YOUR GOAL ▸ Lines containing the word "głowy" are the ones to copy from the records below.

SOURCE RECORDS ▸
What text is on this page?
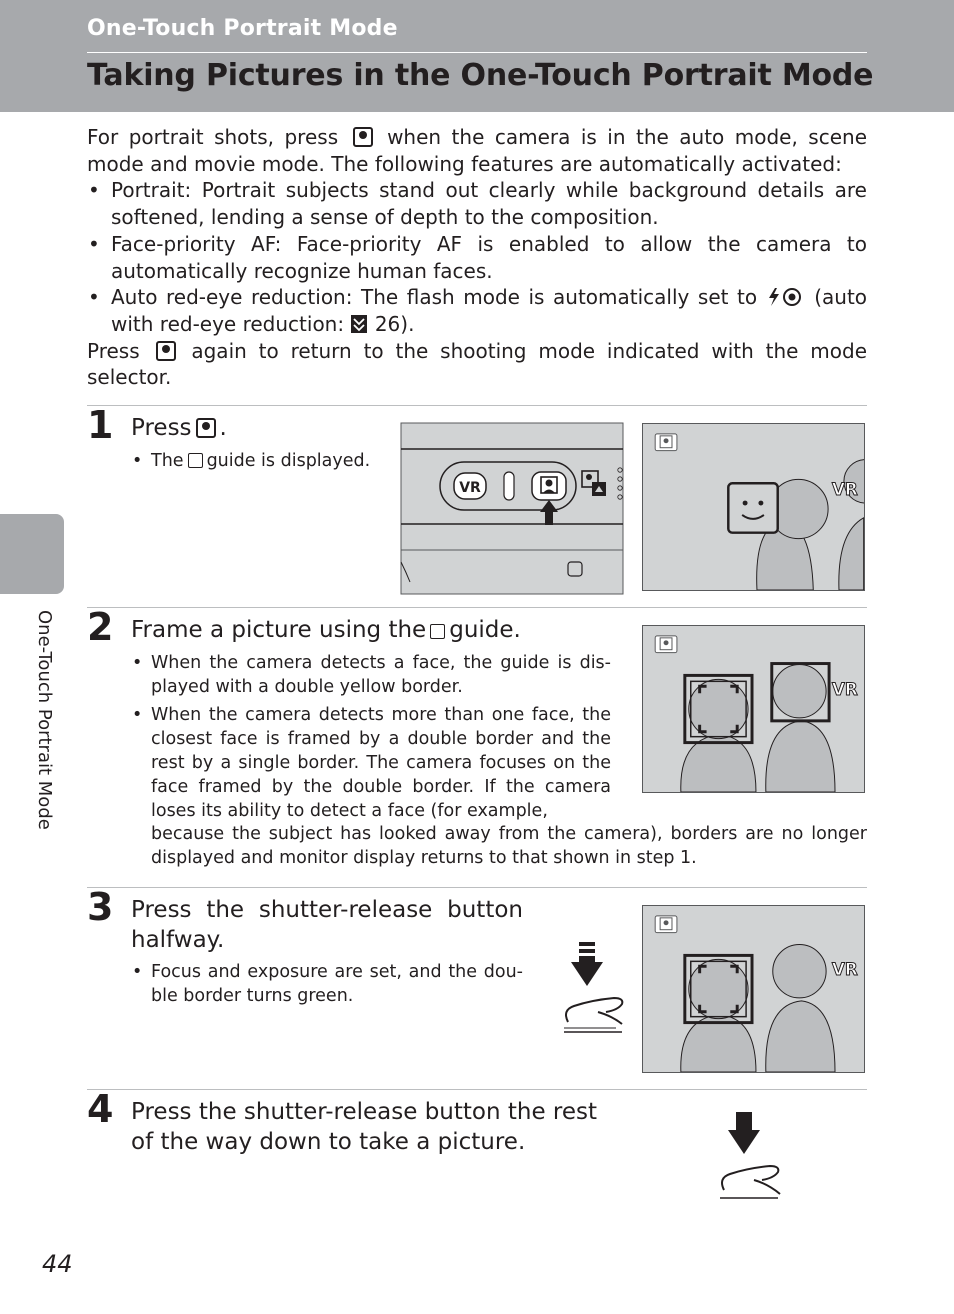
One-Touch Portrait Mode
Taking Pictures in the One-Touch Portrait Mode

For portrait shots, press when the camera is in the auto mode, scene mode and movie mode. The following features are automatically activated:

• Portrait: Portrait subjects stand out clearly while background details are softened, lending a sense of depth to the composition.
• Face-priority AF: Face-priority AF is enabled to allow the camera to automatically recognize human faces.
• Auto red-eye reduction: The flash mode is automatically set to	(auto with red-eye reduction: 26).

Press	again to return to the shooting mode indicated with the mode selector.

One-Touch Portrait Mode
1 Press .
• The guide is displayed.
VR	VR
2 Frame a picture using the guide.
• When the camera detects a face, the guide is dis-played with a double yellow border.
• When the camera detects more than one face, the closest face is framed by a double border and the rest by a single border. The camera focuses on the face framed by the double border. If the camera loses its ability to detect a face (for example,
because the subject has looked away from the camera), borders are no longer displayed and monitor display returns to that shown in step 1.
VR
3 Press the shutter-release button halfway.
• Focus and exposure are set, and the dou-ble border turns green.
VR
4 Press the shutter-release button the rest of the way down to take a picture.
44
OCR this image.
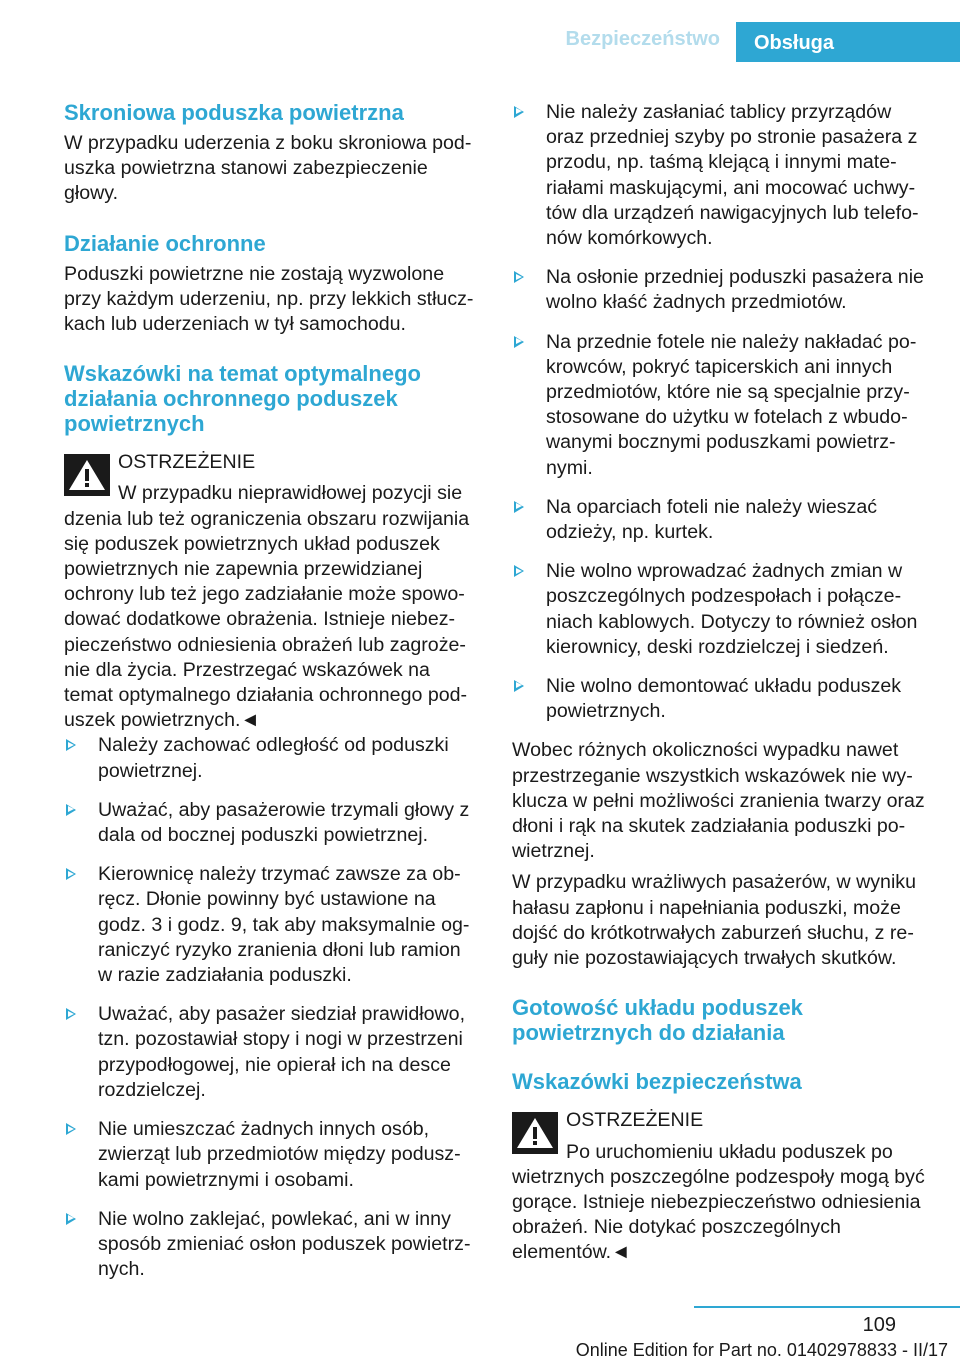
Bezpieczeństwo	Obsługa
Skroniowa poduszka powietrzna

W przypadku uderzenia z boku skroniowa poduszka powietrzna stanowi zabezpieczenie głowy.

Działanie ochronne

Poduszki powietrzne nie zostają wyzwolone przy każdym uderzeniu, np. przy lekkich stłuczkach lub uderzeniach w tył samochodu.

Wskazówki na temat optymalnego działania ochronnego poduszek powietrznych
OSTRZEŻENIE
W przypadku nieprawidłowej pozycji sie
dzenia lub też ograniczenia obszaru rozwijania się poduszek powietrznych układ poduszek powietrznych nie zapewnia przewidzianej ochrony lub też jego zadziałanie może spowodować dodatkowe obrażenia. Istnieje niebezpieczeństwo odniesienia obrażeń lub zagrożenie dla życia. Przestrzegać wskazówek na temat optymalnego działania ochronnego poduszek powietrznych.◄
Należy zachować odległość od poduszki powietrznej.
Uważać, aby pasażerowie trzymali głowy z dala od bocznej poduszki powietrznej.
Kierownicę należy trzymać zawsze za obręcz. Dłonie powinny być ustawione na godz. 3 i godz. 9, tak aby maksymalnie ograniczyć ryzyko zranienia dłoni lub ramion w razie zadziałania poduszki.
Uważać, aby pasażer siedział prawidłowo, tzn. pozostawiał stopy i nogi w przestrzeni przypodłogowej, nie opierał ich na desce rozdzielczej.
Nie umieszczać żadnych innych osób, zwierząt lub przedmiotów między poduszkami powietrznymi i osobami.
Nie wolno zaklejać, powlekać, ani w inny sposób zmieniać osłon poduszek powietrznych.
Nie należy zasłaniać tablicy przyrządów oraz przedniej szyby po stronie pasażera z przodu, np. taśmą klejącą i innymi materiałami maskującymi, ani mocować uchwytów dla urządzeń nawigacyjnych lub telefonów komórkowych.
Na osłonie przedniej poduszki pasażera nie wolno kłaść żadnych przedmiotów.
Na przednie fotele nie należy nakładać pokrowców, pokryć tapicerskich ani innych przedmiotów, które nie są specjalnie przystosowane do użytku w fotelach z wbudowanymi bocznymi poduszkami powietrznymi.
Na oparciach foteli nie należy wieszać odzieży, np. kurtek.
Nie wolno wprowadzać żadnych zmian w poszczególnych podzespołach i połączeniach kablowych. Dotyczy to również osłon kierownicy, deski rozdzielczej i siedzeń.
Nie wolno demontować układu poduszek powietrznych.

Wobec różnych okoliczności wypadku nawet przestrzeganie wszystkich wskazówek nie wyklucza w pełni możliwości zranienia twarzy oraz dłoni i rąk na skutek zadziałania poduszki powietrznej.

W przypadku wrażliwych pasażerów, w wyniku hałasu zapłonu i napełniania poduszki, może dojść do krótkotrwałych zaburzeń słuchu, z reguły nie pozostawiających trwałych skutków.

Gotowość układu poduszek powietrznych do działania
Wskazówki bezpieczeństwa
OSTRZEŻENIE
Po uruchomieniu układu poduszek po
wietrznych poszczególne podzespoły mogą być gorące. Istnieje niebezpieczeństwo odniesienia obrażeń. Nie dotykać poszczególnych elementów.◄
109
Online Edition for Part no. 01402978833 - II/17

...

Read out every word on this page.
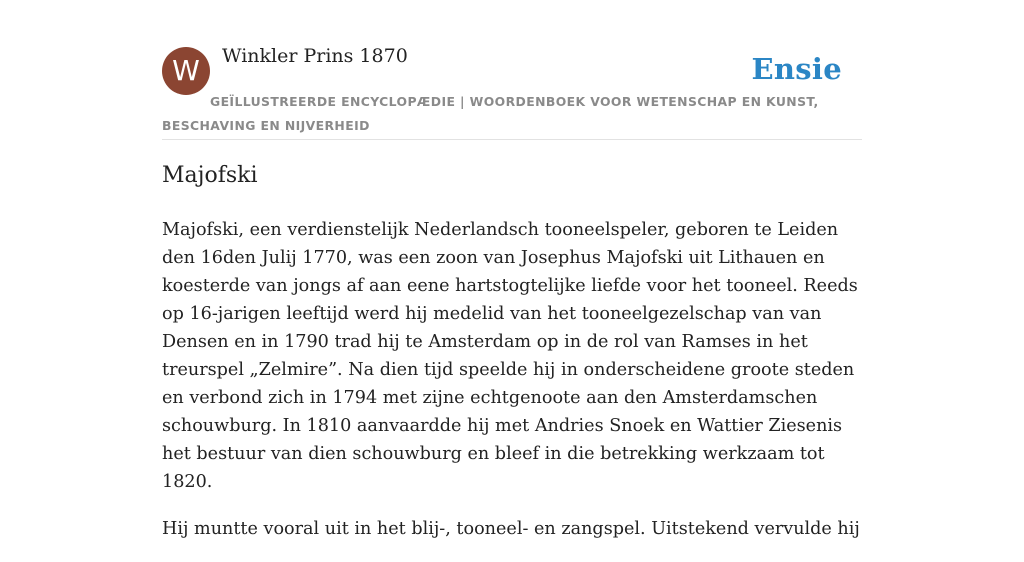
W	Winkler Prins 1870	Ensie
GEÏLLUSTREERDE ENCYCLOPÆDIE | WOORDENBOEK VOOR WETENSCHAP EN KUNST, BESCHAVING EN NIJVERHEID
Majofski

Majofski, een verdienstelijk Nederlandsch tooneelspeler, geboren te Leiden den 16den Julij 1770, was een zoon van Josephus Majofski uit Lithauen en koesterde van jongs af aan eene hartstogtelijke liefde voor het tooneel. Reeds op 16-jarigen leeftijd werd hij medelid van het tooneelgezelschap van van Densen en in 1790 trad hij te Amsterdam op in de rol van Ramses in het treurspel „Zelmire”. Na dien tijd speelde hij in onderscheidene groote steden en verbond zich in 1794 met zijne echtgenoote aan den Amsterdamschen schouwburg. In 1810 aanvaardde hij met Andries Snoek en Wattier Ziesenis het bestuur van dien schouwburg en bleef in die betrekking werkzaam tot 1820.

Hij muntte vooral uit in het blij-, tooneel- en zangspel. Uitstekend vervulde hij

PROBLEM SOLUTION ▸
W przypadku uderzenia z boku skroniowa poduszka powietrzna stanowi zabezpieczenie głowy.
Uważać, aby pasażerowie trzymali głowy z dala od bocznej poduszki powietrznej.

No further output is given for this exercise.